* **DATA**:
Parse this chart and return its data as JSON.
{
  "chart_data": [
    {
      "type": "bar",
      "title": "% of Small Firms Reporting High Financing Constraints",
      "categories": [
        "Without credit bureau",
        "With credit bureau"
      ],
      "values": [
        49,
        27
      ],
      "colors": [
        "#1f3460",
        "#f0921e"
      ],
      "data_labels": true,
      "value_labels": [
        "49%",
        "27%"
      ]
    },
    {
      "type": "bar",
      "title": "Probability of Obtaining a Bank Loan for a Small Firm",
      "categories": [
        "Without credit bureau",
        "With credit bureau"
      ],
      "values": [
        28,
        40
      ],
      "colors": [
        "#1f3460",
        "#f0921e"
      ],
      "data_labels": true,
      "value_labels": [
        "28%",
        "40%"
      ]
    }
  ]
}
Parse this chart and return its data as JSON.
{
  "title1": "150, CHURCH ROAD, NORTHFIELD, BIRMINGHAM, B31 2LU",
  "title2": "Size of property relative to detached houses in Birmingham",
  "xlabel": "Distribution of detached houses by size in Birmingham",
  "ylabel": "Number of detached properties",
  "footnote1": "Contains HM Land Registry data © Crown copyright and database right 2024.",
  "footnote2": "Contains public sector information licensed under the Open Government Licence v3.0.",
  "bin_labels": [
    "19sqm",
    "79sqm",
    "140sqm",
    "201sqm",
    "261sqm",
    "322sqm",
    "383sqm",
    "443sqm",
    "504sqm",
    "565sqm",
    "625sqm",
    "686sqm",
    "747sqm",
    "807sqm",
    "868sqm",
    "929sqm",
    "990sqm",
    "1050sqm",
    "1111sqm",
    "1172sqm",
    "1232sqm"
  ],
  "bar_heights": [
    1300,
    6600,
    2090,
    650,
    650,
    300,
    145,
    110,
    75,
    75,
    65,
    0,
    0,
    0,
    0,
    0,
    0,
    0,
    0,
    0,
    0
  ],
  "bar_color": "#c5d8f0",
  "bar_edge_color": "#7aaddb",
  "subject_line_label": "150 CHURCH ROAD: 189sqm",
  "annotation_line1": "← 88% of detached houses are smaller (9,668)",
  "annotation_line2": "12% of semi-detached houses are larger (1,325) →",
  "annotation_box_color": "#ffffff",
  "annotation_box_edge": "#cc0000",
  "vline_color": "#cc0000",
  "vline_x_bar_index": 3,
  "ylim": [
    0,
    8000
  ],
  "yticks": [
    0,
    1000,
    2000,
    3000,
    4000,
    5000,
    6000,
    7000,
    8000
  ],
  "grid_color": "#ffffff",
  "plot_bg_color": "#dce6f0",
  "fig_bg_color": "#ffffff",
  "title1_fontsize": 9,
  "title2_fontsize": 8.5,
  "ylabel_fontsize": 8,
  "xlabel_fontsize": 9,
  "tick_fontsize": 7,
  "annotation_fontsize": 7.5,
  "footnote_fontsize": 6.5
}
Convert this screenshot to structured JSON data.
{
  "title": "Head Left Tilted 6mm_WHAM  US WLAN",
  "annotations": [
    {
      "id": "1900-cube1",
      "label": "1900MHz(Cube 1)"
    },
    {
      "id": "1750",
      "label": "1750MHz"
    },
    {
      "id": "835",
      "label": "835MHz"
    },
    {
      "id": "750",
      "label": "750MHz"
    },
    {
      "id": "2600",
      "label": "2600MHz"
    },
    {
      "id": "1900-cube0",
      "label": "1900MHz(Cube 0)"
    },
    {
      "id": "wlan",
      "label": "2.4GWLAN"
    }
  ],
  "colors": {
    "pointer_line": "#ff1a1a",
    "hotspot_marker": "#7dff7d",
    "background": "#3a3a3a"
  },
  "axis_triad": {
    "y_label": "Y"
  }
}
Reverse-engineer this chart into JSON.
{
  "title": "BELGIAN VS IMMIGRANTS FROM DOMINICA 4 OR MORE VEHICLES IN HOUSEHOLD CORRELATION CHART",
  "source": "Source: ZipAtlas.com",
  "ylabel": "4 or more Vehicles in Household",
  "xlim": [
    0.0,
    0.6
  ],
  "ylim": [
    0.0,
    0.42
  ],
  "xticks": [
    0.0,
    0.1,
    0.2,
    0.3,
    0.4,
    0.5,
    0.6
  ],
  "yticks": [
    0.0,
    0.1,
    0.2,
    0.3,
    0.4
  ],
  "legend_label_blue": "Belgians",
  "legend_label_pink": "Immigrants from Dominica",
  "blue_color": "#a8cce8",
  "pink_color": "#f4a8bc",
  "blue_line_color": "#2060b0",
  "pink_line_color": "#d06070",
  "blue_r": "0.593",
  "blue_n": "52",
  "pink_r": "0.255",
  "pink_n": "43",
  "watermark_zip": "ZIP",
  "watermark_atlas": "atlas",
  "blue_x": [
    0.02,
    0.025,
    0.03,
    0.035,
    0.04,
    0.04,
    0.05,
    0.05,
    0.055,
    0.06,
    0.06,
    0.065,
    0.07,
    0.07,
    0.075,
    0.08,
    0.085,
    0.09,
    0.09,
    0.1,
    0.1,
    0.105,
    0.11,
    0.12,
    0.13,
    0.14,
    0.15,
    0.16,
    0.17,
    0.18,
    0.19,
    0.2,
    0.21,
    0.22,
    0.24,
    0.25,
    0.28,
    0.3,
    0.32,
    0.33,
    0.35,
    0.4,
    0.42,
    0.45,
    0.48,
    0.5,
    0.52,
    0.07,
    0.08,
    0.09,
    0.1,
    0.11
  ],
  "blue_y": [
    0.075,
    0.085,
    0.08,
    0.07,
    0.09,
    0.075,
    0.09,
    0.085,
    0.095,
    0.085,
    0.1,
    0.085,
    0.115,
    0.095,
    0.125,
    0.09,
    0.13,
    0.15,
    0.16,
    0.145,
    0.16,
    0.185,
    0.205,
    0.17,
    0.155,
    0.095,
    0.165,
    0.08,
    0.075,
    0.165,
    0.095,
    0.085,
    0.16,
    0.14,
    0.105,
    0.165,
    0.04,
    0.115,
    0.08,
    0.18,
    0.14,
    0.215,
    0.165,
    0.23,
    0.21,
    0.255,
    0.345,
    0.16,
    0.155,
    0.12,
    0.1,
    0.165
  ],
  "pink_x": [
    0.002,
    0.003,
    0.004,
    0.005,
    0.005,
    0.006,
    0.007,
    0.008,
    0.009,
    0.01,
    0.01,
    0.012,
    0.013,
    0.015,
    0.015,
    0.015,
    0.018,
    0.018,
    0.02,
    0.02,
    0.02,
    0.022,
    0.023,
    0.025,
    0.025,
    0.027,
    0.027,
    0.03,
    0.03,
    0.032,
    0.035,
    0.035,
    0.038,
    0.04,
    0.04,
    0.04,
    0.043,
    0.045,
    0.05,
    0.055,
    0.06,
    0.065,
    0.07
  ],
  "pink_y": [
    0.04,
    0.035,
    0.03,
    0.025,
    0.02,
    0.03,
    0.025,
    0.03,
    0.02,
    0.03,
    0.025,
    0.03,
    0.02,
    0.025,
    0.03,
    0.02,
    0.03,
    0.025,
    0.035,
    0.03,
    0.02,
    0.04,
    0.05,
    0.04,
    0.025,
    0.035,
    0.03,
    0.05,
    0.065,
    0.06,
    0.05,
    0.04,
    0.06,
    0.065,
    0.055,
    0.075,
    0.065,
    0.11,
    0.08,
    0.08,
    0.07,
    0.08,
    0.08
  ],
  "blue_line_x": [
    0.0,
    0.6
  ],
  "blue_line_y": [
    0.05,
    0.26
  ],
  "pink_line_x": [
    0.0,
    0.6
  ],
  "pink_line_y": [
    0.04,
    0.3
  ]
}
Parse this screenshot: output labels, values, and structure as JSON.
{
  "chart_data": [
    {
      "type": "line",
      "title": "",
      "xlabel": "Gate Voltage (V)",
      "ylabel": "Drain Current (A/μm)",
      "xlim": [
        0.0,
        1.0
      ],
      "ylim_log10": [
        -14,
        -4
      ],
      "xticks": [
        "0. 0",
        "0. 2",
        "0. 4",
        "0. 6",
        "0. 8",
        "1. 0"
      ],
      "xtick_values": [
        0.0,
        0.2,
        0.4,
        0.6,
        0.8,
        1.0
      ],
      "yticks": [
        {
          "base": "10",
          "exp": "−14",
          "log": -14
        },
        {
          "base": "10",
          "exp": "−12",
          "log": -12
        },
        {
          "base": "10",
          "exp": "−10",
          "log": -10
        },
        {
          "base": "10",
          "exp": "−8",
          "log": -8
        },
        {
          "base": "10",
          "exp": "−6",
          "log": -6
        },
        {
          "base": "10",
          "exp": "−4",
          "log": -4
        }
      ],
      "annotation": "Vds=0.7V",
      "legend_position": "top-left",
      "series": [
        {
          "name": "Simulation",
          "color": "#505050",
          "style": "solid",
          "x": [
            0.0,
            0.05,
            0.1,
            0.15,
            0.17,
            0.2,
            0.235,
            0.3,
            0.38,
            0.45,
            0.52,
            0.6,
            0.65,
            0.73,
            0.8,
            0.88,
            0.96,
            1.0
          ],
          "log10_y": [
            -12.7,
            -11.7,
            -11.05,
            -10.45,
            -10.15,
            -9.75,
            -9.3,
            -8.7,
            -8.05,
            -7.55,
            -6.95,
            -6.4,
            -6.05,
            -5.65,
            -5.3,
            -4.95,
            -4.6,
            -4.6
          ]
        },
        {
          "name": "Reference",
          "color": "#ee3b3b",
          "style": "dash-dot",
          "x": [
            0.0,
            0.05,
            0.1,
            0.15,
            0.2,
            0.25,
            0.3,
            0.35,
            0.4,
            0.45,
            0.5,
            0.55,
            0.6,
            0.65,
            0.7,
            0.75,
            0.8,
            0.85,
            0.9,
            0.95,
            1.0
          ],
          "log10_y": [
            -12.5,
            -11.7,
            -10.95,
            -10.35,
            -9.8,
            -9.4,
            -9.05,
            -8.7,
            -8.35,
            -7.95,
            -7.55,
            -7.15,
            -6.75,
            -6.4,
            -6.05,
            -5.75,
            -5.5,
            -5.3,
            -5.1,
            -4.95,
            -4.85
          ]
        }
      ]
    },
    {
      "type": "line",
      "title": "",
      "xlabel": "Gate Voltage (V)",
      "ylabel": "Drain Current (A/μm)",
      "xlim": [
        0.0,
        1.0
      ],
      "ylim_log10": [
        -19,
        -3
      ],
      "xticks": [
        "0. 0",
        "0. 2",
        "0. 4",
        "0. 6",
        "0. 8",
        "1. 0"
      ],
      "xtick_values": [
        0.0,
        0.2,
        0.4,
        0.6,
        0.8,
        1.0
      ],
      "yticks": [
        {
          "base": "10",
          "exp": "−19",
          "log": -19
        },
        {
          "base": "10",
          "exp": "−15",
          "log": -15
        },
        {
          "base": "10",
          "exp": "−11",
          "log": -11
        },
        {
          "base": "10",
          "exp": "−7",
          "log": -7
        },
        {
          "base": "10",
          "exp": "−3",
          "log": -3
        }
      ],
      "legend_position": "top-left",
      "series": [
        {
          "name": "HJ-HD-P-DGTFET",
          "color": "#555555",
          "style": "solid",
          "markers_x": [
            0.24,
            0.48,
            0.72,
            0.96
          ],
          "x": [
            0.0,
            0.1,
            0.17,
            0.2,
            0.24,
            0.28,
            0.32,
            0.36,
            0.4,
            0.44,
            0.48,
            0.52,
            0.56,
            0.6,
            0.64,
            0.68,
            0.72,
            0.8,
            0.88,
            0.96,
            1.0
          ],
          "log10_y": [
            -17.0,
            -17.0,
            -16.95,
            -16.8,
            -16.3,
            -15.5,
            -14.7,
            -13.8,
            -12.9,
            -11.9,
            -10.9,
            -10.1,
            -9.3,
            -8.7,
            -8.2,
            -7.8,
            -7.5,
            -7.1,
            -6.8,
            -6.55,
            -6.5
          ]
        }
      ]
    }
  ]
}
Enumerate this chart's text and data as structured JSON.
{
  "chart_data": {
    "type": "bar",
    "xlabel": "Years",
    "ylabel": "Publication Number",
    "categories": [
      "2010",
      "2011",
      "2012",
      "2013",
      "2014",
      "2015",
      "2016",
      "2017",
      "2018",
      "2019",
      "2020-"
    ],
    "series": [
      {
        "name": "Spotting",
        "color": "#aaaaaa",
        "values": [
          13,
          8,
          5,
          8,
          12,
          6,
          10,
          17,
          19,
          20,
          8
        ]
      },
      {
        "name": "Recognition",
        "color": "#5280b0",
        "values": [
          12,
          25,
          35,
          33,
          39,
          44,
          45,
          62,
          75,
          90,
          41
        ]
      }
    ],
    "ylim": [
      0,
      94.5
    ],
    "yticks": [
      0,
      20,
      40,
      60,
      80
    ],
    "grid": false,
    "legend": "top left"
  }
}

* **WHAT THE TASK REQUIRES**: Show every line in the entries where the string "Contains" occurs.

* **RESULT FOR THIS EXERCISE**:
  "footnote1": "Contains HM Land Registry data © Crown copyright and database right 2024.",
  "footnote2": "Contains public sector information licensed under the Open Government Licence v3.0.",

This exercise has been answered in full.